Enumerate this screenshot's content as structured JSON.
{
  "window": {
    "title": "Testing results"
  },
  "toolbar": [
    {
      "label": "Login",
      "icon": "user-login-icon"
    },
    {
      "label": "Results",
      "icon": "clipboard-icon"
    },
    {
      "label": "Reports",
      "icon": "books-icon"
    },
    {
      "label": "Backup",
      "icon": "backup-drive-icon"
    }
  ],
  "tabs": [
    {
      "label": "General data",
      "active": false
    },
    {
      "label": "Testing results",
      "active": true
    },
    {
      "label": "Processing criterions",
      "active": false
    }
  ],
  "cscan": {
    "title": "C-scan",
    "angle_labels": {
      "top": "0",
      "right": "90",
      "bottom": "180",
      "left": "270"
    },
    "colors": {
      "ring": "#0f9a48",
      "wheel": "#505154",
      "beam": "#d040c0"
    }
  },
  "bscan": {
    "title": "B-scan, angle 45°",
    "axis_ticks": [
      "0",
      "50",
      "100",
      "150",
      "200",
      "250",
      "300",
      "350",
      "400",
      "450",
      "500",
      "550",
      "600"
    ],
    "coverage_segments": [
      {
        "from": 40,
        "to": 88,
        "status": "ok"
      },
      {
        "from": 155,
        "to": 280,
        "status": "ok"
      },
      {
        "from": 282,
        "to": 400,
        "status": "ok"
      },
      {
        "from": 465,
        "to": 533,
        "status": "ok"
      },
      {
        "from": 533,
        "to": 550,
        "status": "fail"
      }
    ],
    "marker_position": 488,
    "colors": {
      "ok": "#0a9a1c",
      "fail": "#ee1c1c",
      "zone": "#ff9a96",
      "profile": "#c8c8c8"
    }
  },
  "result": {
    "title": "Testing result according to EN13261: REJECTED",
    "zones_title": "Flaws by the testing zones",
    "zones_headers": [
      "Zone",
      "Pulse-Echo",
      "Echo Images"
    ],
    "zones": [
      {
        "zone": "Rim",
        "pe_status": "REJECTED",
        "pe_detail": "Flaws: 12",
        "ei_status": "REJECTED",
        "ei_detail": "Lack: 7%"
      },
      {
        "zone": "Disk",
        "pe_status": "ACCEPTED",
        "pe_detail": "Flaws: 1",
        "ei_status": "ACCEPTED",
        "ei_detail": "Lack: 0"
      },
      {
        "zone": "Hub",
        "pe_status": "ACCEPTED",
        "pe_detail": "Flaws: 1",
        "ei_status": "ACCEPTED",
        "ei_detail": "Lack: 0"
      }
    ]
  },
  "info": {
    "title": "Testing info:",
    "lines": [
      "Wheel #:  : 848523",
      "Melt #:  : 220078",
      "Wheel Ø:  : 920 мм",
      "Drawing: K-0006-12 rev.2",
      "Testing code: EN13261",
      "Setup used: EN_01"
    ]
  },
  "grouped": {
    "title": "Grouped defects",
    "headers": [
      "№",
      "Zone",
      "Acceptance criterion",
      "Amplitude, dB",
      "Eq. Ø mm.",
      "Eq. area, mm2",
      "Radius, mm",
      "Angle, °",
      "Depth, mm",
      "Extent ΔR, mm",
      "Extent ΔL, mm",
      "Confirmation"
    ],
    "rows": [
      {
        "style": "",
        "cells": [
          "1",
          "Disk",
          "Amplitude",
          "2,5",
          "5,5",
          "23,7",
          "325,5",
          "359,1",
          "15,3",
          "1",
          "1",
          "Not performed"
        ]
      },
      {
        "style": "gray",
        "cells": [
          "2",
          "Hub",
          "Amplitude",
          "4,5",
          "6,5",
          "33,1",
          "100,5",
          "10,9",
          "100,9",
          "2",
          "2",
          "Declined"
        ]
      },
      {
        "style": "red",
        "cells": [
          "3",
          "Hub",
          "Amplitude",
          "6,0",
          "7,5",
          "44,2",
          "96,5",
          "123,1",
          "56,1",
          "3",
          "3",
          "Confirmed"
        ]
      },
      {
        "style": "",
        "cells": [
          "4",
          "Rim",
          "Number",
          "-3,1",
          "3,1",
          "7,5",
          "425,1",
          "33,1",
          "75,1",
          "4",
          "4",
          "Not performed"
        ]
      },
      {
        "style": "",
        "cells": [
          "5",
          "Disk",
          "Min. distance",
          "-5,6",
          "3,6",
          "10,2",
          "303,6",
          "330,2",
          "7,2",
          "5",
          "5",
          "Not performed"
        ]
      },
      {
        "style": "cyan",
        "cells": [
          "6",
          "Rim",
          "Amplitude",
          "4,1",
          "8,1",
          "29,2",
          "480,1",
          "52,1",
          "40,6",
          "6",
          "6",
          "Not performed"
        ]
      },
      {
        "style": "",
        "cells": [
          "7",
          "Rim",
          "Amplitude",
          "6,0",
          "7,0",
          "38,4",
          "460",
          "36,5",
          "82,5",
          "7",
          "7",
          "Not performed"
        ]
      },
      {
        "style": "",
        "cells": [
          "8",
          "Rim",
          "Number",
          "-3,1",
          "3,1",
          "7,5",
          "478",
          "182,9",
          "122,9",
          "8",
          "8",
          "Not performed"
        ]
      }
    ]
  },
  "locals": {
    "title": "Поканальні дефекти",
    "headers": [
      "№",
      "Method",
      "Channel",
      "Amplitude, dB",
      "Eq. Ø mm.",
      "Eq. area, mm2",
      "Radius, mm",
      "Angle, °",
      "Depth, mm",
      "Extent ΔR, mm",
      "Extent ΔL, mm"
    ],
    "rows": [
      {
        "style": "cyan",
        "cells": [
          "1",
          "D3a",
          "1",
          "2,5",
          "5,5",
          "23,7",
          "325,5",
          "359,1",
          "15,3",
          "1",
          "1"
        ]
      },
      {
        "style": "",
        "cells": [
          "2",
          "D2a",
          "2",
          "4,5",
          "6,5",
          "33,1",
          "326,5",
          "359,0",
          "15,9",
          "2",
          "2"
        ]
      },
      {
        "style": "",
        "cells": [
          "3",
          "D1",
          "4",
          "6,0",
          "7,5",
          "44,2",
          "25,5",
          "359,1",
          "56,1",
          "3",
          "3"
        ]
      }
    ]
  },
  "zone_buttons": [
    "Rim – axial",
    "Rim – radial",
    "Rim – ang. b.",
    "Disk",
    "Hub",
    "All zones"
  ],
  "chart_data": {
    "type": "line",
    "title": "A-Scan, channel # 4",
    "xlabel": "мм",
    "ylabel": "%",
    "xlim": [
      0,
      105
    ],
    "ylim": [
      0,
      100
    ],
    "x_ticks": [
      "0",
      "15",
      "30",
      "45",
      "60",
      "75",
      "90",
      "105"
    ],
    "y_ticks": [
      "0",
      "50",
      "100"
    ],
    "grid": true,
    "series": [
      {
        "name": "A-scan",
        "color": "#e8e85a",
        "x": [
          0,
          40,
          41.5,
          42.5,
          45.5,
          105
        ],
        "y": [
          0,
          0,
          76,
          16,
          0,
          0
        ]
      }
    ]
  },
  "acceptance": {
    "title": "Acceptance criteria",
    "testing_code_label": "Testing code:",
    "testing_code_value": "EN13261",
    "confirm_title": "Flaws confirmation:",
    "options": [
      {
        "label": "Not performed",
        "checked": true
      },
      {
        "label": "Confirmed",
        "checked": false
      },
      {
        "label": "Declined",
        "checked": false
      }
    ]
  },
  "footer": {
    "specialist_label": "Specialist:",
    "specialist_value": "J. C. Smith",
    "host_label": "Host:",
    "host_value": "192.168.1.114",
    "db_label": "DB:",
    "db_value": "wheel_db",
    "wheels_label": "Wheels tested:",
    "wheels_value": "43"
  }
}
_ _ _ _
● **What you will do**
Write out the data exactly as it stands.

● **Full solution**
Enumerate this screenshot's content as structured JSON.
{
  "window": {
    "title": "Testing results"
  },
  "toolbar": [
    {
      "label": "Login",
      "icon": "user-login-icon"
    },
    {
      "label": "Results",
      "icon": "clipboard-icon"
    },
    {
      "label": "Reports",
      "icon": "books-icon"
    },
    {
      "label": "Backup",
      "icon": "backup-drive-icon"
    }
  ],
  "tabs": [
    {
      "label": "General data",
      "active": false
    },
    {
      "label": "Testing results",
      "active": true
    },
    {
      "label": "Processing criterions",
      "active": false
    }
  ],
  "cscan": {
    "title": "C-scan",
    "angle_labels": {
      "top": "0",
      "right": "90",
      "bottom": "180",
      "left": "270"
    },
    "colors": {
      "ring": "#0f9a48",
      "wheel": "#505154",
      "beam": "#d040c0"
    }
  },
  "bscan": {
    "title": "B-scan, angle 45°",
    "axis_ticks": [
      "0",
      "50",
      "100",
      "150",
      "200",
      "250",
      "300",
      "350",
      "400",
      "450",
      "500",
      "550",
      "600"
    ],
    "coverage_segments": [
      {
        "from": 40,
        "to": 88,
        "status": "ok"
      },
      {
        "from": 155,
        "to": 280,
        "status": "ok"
      },
      {
        "from": 282,
        "to": 400,
        "status": "ok"
      },
      {
        "from": 465,
        "to": 533,
        "status": "ok"
      },
      {
        "from": 533,
        "to": 550,
        "status": "fail"
      }
    ],
    "marker_position": 488,
    "colors": {
      "ok": "#0a9a1c",
      "fail": "#ee1c1c",
      "zone": "#ff9a96",
      "profile": "#c8c8c8"
    }
  },
  "result": {
    "title": "Testing result according to EN13261: REJECTED",
    "zones_title": "Flaws by the testing zones",
    "zones_headers": [
      "Zone",
      "Pulse-Echo",
      "Echo Images"
    ],
    "zones": [
      {
        "zone": "Rim",
        "pe_status": "REJECTED",
        "pe_detail": "Flaws: 12",
        "ei_status": "REJECTED",
        "ei_detail": "Lack: 7%"
      },
      {
        "zone": "Disk",
        "pe_status": "ACCEPTED",
        "pe_detail": "Flaws: 1",
        "ei_status": "ACCEPTED",
        "ei_detail": "Lack: 0"
      },
      {
        "zone": "Hub",
        "pe_status": "ACCEPTED",
        "pe_detail": "Flaws: 1",
        "ei_status": "ACCEPTED",
        "ei_detail": "Lack: 0"
      }
    ]
  },
  "info": {
    "title": "Testing info:",
    "lines": [
      "Wheel #:  : 848523",
      "Melt #:  : 220078",
      "Wheel Ø:  : 920 мм",
      "Drawing: K-0006-12 rev.2",
      "Testing code: EN13261",
      "Setup used: EN_01"
    ]
  },
  "grouped": {
    "title": "Grouped defects",
    "headers": [
      "№",
      "Zone",
      "Acceptance criterion",
      "Amplitude, dB",
      "Eq. Ø mm.",
      "Eq. area, mm2",
      "Radius, mm",
      "Angle, °",
      "Depth, mm",
      "Extent ΔR, mm",
      "Extent ΔL, mm",
      "Confirmation"
    ],
    "rows": [
      {
        "style": "",
        "cells": [
          "1",
          "Disk",
          "Amplitude",
          "2,5",
          "5,5",
          "23,7",
          "325,5",
          "359,1",
          "15,3",
          "1",
          "1",
          "Not performed"
        ]
      },
      {
        "style": "gray",
        "cells": [
          "2",
          "Hub",
          "Amplitude",
          "4,5",
          "6,5",
          "33,1",
          "100,5",
          "10,9",
          "100,9",
          "2",
          "2",
          "Declined"
        ]
      },
      {
        "style": "red",
        "cells": [
          "3",
          "Hub",
          "Amplitude",
          "6,0",
          "7,5",
          "44,2",
          "96,5",
          "123,1",
          "56,1",
          "3",
          "3",
          "Confirmed"
        ]
      },
      {
        "style": "",
        "cells": [
          "4",
          "Rim",
          "Number",
          "-3,1",
          "3,1",
          "7,5",
          "425,1",
          "33,1",
          "75,1",
          "4",
          "4",
          "Not performed"
        ]
      },
      {
        "style": "",
        "cells": [
          "5",
          "Disk",
          "Min. distance",
          "-5,6",
          "3,6",
          "10,2",
          "303,6",
          "330,2",
          "7,2",
          "5",
          "5",
          "Not performed"
        ]
      },
      {
        "style": "cyan",
        "cells": [
          "6",
          "Rim",
          "Amplitude",
          "4,1",
          "8,1",
          "29,2",
          "480,1",
          "52,1",
          "40,6",
          "6",
          "6",
          "Not performed"
        ]
      },
      {
        "style": "",
        "cells": [
          "7",
          "Rim",
          "Amplitude",
          "6,0",
          "7,0",
          "38,4",
          "460",
          "36,5",
          "82,5",
          "7",
          "7",
          "Not performed"
        ]
      },
      {
        "style": "",
        "cells": [
          "8",
          "Rim",
          "Number",
          "-3,1",
          "3,1",
          "7,5",
          "478",
          "182,9",
          "122,9",
          "8",
          "8",
          "Not performed"
        ]
      }
    ]
  },
  "locals": {
    "title": "Поканальні дефекти",
    "headers": [
      "№",
      "Method",
      "Channel",
      "Amplitude, dB",
      "Eq. Ø mm.",
      "Eq. area, mm2",
      "Radius, mm",
      "Angle, °",
      "Depth, mm",
      "Extent ΔR, mm",
      "Extent ΔL, mm"
    ],
    "rows": [
      {
        "style": "cyan",
        "cells": [
          "1",
          "D3a",
          "1",
          "2,5",
          "5,5",
          "23,7",
          "325,5",
          "359,1",
          "15,3",
          "1",
          "1"
        ]
      },
      {
        "style": "",
        "cells": [
          "2",
          "D2a",
          "2",
          "4,5",
          "6,5",
          "33,1",
          "326,5",
          "359,0",
          "15,9",
          "2",
          "2"
        ]
      },
      {
        "style": "",
        "cells": [
          "3",
          "D1",
          "4",
          "6,0",
          "7,5",
          "44,2",
          "25,5",
          "359,1",
          "56,1",
          "3",
          "3"
        ]
      }
    ]
  },
  "zone_buttons": [
    "Rim – axial",
    "Rim – radial",
    "Rim – ang. b.",
    "Disk",
    "Hub",
    "All zones"
  ],
  "chart_data": {
    "type": "line",
    "title": "A-Scan, channel # 4",
    "xlabel": "мм",
    "ylabel": "%",
    "xlim": [
      0,
      105
    ],
    "ylim": [
      0,
      100
    ],
    "x_ticks": [
      "0",
      "15",
      "30",
      "45",
      "60",
      "75",
      "90",
      "105"
    ],
    "y_ticks": [
      "0",
      "50",
      "100"
    ],
    "grid": true,
    "series": [
      {
        "name": "A-scan",
        "color": "#e8e85a",
        "x": [
          0,
          40,
          41.5,
          42.5,
          45.5,
          105
        ],
        "y": [
          0,
          0,
          76,
          16,
          0,
          0
        ]
      }
    ]
  },
  "acceptance": {
    "title": "Acceptance criteria",
    "testing_code_label": "Testing code:",
    "testing_code_value": "EN13261",
    "confirm_title": "Flaws confirmation:",
    "options": [
      {
        "label": "Not performed",
        "checked": true
      },
      {
        "label": "Confirmed",
        "checked": false
      },
      {
        "label": "Declined",
        "checked": false
      }
    ]
  },
  "footer": {
    "specialist_label": "Specialist:",
    "specialist_value": "J. C. Smith",
    "host_label": "Host:",
    "host_value": "192.168.1.114",
    "db_label": "DB:",
    "db_value": "wheel_db",
    "wheels_label": "Wheels tested:",
    "wheels_value": "43"
  }
}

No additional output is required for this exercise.